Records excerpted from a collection
■ ■ ■

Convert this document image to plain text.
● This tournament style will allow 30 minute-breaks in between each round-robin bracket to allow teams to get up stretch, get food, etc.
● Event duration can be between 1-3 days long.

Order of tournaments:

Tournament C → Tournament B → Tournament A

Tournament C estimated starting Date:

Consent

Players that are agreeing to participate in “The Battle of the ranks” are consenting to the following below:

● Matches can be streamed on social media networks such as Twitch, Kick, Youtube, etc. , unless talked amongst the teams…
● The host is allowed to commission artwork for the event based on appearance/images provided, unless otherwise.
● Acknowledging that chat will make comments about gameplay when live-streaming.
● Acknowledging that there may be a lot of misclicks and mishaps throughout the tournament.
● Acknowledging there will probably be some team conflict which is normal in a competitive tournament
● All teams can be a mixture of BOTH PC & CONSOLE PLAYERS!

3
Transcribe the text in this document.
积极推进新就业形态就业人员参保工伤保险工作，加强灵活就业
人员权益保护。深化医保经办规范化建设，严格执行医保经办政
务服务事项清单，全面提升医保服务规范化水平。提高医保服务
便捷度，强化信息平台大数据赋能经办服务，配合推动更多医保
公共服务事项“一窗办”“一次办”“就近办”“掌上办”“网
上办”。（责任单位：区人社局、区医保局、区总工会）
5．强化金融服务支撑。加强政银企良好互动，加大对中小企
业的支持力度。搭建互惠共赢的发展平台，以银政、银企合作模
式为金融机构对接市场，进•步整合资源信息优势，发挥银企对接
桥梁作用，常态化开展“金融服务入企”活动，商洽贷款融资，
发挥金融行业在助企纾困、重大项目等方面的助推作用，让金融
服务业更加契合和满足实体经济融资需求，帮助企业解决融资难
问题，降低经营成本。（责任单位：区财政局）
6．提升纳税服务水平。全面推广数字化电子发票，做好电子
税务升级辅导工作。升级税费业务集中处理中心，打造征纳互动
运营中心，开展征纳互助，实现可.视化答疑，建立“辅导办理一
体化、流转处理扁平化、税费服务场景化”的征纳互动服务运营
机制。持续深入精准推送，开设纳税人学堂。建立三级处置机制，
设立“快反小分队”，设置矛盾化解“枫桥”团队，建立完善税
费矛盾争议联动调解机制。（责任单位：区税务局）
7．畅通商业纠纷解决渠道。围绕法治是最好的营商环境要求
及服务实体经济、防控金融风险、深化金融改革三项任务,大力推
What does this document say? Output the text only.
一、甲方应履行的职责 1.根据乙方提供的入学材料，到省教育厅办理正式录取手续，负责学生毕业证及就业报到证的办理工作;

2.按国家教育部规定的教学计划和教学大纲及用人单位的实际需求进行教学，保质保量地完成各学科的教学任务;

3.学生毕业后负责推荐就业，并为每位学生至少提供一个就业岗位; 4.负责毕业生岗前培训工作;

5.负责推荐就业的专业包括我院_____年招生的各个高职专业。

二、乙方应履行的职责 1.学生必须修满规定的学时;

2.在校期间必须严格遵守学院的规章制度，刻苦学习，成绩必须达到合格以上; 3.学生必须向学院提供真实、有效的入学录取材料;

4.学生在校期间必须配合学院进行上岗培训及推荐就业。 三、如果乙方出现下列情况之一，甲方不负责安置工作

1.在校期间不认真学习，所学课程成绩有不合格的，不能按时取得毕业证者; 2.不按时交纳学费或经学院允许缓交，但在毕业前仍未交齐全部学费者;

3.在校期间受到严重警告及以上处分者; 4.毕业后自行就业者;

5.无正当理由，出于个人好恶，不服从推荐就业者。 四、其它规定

■ ■ ■

Every line containing the string "document" must be listed.

ANSWER TO THIS EXERCISE
Convert this document image to plain text.
Transcribe the text in this document.
What does this document say? Output the text only.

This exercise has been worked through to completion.